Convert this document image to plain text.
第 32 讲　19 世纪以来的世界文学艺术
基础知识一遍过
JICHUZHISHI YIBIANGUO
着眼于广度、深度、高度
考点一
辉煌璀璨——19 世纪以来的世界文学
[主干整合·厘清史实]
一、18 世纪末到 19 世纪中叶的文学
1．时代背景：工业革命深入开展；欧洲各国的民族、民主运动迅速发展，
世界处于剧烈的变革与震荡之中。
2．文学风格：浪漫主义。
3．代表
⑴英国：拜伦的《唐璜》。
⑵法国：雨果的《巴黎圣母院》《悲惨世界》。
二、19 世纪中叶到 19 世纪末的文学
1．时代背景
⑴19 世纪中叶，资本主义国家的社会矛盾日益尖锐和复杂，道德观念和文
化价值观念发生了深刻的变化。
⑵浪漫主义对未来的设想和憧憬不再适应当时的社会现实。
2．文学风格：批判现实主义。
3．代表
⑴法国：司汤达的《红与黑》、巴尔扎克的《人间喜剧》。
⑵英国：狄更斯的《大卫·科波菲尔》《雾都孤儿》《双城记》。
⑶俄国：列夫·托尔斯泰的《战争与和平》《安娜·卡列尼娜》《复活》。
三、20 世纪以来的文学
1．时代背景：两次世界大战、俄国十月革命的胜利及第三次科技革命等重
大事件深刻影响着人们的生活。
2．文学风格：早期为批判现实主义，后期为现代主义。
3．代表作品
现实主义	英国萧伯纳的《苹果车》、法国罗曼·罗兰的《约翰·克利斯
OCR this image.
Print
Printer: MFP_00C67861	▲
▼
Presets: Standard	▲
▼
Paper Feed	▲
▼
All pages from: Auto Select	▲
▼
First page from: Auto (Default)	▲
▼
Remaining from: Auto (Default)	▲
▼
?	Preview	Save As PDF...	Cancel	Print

▶ EXERCISE INSTRUCTIONS: Transcribe, word for word, every line from the one containing "OCR this image." through the final line of the entries, and nothing else.

▶ CORRECT RESPONSE:
OCR this image.
Print
Printer: MFP_00C67861	▲
▼
Presets: Standard	▲
▼
Paper Feed	▲
▼
All pages from: Auto Select	▲
▼
First page from: Auto (Default)	▲
▼
Remaining from: Auto (Default)	▲
▼
?	Preview	Save As PDF...	Cancel	Print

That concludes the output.